===== SUPPLIED RECORDS
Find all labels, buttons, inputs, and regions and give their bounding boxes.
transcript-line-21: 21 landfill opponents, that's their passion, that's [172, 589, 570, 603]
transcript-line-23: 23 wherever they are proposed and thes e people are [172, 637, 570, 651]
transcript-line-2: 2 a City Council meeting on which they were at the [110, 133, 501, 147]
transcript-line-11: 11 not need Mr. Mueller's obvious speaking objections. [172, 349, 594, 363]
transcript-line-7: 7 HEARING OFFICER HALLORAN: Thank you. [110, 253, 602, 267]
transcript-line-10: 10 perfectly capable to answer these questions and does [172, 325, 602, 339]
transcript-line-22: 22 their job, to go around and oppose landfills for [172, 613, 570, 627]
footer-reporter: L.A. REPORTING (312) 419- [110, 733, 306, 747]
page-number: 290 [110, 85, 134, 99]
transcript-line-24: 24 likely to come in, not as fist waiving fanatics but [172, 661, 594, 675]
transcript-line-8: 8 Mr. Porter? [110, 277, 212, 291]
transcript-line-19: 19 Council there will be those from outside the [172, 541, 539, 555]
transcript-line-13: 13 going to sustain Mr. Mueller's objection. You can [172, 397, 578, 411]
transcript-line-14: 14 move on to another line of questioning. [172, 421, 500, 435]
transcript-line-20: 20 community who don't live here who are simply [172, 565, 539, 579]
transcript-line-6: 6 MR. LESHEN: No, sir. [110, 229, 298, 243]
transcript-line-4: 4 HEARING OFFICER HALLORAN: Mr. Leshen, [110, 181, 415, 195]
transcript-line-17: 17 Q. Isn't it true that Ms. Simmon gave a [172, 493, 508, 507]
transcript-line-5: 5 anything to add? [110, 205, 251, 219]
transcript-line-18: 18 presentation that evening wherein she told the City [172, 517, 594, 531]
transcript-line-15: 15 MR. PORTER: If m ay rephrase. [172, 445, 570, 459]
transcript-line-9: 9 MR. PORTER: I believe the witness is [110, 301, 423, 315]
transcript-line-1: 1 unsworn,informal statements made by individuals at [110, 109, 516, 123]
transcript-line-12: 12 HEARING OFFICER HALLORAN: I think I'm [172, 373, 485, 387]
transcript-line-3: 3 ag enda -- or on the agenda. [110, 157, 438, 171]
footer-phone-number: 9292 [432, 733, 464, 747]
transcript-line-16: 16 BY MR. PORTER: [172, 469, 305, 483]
==========
- [WORK INSTRUCTIONS]:
Copy every line of the entries above verbatim, keeping each character, space and bracketed number unchanged.

- [COMPLETE OUTPUT]:
Find all labels, buttons, inputs, and regions and give their bounding boxes.
transcript-line-21: 21 landfill opponents, that's their passion, that's [172, 589, 570, 603]
transcript-line-23: 23 wherever they are proposed and thes e people are [172, 637, 570, 651]
transcript-line-2: 2 a City Council meeting on which they were at the [110, 133, 501, 147]
transcript-line-11: 11 not need Mr. Mueller's obvious speaking objections. [172, 349, 594, 363]
transcript-line-7: 7 HEARING OFFICER HALLORAN: Thank you. [110, 253, 602, 267]
transcript-line-10: 10 perfectly capable to answer these questions and does [172, 325, 602, 339]
transcript-line-22: 22 their job, to go around and oppose landfills for [172, 613, 570, 627]
footer-reporter: L.A. REPORTING (312) 419- [110, 733, 306, 747]
page-number: 290 [110, 85, 134, 99]
transcript-line-24: 24 likely to come in, not as fist waiving fanatics but [172, 661, 594, 675]
transcript-line-8: 8 Mr. Porter? [110, 277, 212, 291]
transcript-line-19: 19 Council there will be those from outside the [172, 541, 539, 555]
transcript-line-13: 13 going to sustain Mr. Mueller's objection. You can [172, 397, 578, 411]
transcript-line-14: 14 move on to another line of questioning. [172, 421, 500, 435]
transcript-line-20: 20 community who don't live here who are simply [172, 565, 539, 579]
transcript-line-6: 6 MR. LESHEN: No, sir. [110, 229, 298, 243]
transcript-line-4: 4 HEARING OFFICER HALLORAN: Mr. Leshen, [110, 181, 415, 195]
transcript-line-17: 17 Q. Isn't it true that Ms. Simmon gave a [172, 493, 508, 507]
transcript-line-5: 5 anything to add? [110, 205, 251, 219]
transcript-line-18: 18 presentation that evening wherein she told the City [172, 517, 594, 531]
transcript-line-15: 15 MR. PORTER: If m ay rephrase. [172, 445, 570, 459]
transcript-line-9: 9 MR. PORTER: I believe the witness is [110, 301, 423, 315]
transcript-line-1: 1 unsworn,informal statements made by individuals at [110, 109, 516, 123]
transcript-line-12: 12 HEARING OFFICER HALLORAN: I think I'm [172, 373, 485, 387]
transcript-line-3: 3 ag enda -- or on the agenda. [110, 157, 438, 171]
footer-phone-number: 9292 [432, 733, 464, 747]
transcript-line-16: 16 BY MR. PORTER: [172, 469, 305, 483]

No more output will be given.